**WHAT TO WORK ON**: Below is a set of records; print all of them exactly as written.

**DATA TO USE**:
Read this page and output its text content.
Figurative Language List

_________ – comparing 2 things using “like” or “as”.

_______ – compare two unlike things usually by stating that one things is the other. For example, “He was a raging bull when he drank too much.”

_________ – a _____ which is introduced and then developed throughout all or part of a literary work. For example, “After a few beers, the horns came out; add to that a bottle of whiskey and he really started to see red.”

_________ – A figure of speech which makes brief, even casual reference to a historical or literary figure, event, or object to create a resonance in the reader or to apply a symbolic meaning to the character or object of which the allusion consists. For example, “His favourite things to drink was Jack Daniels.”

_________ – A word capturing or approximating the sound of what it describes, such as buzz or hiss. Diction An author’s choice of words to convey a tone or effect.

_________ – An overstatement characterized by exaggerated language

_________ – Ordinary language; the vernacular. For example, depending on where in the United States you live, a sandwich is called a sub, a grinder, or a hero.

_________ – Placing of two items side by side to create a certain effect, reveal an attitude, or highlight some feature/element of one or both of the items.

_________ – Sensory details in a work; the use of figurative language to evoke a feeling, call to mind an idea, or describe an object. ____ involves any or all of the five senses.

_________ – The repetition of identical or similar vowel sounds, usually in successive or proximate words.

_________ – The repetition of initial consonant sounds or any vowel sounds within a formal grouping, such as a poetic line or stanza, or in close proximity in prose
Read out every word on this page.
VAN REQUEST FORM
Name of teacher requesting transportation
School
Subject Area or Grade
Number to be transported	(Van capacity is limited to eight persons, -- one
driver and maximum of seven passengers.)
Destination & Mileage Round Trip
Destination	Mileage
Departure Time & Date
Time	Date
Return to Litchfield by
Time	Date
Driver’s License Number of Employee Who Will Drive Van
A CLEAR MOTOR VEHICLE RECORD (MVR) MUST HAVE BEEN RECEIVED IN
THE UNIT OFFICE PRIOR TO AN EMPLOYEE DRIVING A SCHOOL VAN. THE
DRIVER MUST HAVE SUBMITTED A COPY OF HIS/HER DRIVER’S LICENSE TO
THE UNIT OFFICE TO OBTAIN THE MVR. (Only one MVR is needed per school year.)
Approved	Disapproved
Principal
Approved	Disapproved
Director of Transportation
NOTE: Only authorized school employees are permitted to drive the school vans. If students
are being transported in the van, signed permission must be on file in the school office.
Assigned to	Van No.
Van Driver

**RESULT OF THIS EXERCISE**:
Read this page and output its text content.
Figurative Language List

_________ – comparing 2 things using “like” or “as”.

_______ – compare two unlike things usually by stating that one things is the other. For example, “He was a raging bull when he drank too much.”

_________ – a _____ which is introduced and then developed throughout all or part of a literary work. For example, “After a few beers, the horns came out; add to that a bottle of whiskey and he really started to see red.”

_________ – A figure of speech which makes brief, even casual reference to a historical or literary figure, event, or object to create a resonance in the reader or to apply a symbolic meaning to the character or object of which the allusion consists. For example, “His favourite things to drink was Jack Daniels.”

_________ – A word capturing or approximating the sound of what it describes, such as buzz or hiss. Diction An author’s choice of words to convey a tone or effect.

_________ – An overstatement characterized by exaggerated language

_________ – Ordinary language; the vernacular. For example, depending on where in the United States you live, a sandwich is called a sub, a grinder, or a hero.

_________ – Placing of two items side by side to create a certain effect, reveal an attitude, or highlight some feature/element of one or both of the items.

_________ – Sensory details in a work; the use of figurative language to evoke a feeling, call to mind an idea, or describe an object. ____ involves any or all of the five senses.

_________ – The repetition of identical or similar vowel sounds, usually in successive or proximate words.

_________ – The repetition of initial consonant sounds or any vowel sounds within a formal grouping, such as a poetic line or stanza, or in close proximity in prose
Read out every word on this page.
VAN REQUEST FORM
Name of teacher requesting transportation
School
Subject Area or Grade
Number to be transported	(Van capacity is limited to eight persons, -- one
driver and maximum of seven passengers.)
Destination & Mileage Round Trip
Destination	Mileage
Departure Time & Date
Time	Date
Return to Litchfield by
Time	Date
Driver’s License Number of Employee Who Will Drive Van
A CLEAR MOTOR VEHICLE RECORD (MVR) MUST HAVE BEEN RECEIVED IN
THE UNIT OFFICE PRIOR TO AN EMPLOYEE DRIVING A SCHOOL VAN. THE
DRIVER MUST HAVE SUBMITTED A COPY OF HIS/HER DRIVER’S LICENSE TO
THE UNIT OFFICE TO OBTAIN THE MVR. (Only one MVR is needed per school year.)
Approved	Disapproved
Principal
Approved	Disapproved
Director of Transportation
NOTE: Only authorized school employees are permitted to drive the school vans. If students
are being transported in the van, signed permission must be on file in the school office.
Assigned to	Van No.
Van Driver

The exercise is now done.